RECORDS FOR THE EXERCISE:
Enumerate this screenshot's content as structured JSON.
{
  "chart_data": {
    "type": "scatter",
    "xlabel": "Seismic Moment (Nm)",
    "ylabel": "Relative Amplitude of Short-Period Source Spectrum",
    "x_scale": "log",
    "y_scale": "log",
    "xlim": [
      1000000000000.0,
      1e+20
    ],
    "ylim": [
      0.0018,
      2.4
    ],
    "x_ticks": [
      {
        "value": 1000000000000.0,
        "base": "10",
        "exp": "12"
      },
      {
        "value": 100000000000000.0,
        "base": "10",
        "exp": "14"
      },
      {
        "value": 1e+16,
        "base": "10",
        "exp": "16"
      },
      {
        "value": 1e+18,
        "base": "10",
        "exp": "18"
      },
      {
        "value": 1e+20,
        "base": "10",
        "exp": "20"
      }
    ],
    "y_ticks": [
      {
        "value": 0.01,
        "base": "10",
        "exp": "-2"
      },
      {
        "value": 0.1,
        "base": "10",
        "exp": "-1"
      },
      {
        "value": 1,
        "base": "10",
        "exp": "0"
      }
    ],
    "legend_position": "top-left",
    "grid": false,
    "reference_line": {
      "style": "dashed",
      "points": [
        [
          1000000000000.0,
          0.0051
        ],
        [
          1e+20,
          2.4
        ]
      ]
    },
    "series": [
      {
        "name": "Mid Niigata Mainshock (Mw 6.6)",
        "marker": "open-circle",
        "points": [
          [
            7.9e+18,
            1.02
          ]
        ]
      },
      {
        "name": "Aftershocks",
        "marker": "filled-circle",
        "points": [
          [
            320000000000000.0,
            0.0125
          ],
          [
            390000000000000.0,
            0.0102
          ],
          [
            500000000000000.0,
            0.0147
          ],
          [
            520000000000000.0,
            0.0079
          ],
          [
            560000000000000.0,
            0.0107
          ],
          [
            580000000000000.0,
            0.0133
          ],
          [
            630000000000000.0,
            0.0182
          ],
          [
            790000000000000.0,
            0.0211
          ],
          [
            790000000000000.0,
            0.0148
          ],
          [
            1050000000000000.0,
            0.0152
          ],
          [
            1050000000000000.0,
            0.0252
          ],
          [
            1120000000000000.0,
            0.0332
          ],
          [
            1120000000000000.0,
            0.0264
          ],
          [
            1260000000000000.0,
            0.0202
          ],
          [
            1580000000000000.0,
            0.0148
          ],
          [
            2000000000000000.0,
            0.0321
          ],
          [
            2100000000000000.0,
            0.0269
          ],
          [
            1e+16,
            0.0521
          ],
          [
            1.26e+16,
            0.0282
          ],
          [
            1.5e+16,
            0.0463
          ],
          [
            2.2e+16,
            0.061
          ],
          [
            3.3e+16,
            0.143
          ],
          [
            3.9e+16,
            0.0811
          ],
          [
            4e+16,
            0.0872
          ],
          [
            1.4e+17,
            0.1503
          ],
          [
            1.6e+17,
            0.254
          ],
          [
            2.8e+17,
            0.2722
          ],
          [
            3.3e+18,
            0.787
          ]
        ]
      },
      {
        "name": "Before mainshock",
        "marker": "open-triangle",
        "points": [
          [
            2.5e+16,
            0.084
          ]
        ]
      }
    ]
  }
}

SET TASK: The word "circle" may turn up on some lines of these records; say how many, with no other words.

FULL SOLUTION: 2